## Source extract

Sometimes, Nagios users are unable to login to the Nagios XI web interface when trying to establish a connection to the Nagios XI server via an SSH tool such as putty.
Here at Ibmi Media, as part of our Server Management Services, we regularly help our Customers to solve Nagios related errors.
In this context, we shall look into the causes and tips to fix it.
The following factors can trigger this error;
i. Incorrect/Lost password for the nagiosadmin user.
ii. When SELinux enabled.
iii. In cases where apache service is not running.
iv. If firewall is blocking port 80.
v. When the mysqld service is not running or there are crashed database tables.
vi. The postgresql service is not running or the database is not accepting commands.
vii. Other products installed that use Postgres may need their databases vacuumed.
The most common reason for the error in the process of logging into the web interface is when using a wrong password for nagiosadmin.
In this case, you will need to rest the nagiosadmin's password in such cases.

## Material shown
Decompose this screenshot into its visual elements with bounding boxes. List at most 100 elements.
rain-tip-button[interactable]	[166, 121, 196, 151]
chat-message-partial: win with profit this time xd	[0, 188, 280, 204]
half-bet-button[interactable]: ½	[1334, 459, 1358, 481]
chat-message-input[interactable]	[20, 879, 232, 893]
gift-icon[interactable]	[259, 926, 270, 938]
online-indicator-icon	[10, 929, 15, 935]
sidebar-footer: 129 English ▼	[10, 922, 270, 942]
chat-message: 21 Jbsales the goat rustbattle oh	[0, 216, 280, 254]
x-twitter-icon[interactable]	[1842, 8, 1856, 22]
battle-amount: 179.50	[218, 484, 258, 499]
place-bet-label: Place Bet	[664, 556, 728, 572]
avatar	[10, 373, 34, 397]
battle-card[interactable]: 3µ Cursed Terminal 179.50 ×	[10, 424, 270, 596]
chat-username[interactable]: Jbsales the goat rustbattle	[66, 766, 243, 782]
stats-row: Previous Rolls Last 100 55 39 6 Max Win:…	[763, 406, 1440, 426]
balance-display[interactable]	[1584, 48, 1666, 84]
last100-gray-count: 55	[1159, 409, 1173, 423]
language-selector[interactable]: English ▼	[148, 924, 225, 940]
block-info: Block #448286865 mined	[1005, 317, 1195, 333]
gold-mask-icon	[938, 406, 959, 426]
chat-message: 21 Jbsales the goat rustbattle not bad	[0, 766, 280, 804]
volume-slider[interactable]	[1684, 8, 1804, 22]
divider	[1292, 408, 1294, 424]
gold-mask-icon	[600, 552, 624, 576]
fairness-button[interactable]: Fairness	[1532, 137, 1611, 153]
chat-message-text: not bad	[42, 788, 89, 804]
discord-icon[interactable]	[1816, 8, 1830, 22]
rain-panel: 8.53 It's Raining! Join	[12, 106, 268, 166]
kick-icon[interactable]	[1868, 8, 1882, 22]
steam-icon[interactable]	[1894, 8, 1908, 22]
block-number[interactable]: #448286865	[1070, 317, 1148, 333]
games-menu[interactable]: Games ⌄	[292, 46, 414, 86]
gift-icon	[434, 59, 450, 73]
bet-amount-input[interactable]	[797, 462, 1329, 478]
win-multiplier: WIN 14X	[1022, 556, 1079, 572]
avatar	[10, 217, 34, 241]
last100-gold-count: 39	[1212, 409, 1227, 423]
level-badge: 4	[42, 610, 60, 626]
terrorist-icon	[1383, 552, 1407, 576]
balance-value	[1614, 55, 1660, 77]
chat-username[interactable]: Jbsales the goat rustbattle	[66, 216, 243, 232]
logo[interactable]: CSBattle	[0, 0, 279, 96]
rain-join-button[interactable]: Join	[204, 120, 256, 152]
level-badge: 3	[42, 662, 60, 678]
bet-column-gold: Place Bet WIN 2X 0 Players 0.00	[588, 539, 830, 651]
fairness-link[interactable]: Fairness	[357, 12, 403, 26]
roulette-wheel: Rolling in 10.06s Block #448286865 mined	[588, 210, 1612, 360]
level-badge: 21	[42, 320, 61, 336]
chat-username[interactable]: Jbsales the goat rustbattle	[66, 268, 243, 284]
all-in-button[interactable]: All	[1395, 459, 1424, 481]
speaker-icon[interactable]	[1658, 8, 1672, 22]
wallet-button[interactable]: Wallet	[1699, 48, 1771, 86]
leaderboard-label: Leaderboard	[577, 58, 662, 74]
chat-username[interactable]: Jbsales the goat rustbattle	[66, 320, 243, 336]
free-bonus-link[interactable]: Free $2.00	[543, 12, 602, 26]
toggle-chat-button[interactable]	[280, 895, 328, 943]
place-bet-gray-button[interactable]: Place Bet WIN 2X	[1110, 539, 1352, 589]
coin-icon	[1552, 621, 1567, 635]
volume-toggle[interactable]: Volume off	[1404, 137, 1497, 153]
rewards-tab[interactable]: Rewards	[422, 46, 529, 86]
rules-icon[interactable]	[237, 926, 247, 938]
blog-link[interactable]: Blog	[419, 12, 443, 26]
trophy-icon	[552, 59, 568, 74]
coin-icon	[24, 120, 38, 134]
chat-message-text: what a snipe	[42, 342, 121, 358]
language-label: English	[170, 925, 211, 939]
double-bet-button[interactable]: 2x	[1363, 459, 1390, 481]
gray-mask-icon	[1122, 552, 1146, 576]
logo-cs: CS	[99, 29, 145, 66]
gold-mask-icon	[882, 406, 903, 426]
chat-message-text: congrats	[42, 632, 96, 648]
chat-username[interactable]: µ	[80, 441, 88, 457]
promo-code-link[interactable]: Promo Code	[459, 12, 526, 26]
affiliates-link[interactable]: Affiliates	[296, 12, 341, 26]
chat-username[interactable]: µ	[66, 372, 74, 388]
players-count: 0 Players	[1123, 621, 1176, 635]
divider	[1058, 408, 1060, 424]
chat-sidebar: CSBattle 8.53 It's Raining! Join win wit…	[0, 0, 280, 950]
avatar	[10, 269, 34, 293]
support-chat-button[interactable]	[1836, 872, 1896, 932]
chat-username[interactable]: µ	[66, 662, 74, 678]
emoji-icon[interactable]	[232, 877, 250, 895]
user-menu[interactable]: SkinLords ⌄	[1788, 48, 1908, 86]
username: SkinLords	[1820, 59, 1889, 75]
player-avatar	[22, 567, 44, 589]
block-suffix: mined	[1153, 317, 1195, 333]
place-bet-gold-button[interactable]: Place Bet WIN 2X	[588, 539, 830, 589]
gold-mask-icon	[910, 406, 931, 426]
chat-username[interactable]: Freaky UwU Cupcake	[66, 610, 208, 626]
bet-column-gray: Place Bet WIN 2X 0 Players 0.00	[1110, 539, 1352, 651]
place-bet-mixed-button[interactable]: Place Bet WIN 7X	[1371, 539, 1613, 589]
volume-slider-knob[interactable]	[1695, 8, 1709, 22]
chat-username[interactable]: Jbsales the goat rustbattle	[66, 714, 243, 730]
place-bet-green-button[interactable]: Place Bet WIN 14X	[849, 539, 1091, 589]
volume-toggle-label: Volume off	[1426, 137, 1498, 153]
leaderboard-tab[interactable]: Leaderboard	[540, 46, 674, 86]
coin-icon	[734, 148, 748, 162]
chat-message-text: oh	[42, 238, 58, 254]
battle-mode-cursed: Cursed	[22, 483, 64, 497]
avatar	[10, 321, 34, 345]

## Given exercise 1
Repeat the Nagios XI login article from "The following factors" up to and including "password for nagiosadmin.".
## Given exercise 2
According to the Nagios XI login article, why should the nagiosadmin password be reset? Answer in one to three sentences.
## Given exercise 3
Continue the Nagios XI login article, starting after its final sentence.

## Final answer 1
The following factors can trigger this error;
i. Incorrect/Lost password for the nagiosadmin user.
ii. When SELinux enabled.
iii. In cases where apache service is not running.
iv. If firewall is blocking port 80.
v. When the mysqld service is not running or there are crashed database tables.
vi. The postgresql service is not running or the database is not accepting commands.
vii. Other products installed that use Postgres may need their databases vacuumed.
The most common reason for the error in the process of logging into the web interface is when using a wrong password for nagiosadmin.

## Final answer 2
The article says the most common reason for failing to log into the web interface is using a wrong password for nagiosadmin. For that reason, it says the nagiosadmin password will need to be reset.

## Final answer 3
To accomplish this, open an SSH or direct console session to the Nagios XI host and run the following command;
/usr/local/nagiosxi/scripts/reset_nagiosadmin_password.php --password=newpassword
We will need the policycoreutils tool installed to check whether SELinux is disabled. Use the following command to install it;
For RHEL|CentOS|Oracle Linux, run the following command;
yum install -y policycoreutils
For Debian | Ubuntu, run the command below;
apt-get install -y policycoreutils
Next, check the status of SELinux by running one of these commands;
sestatus
OR
getenforce
To disable SELinux, run the command below;
setenforce 0
sed -i 's/SELINUX=enforcing/SELINUX=disabled/g' /etc/selinux/config
Running the above commands will turn off SELinux immediately AND make the change remain after the server reboot.
In cases where apache web server is not running, then you will get an error messages in the web UI like this;
In Firefox browser, you will see;
"Unable to connect"
In Google Chrome, you will see;
"This webpage is not available"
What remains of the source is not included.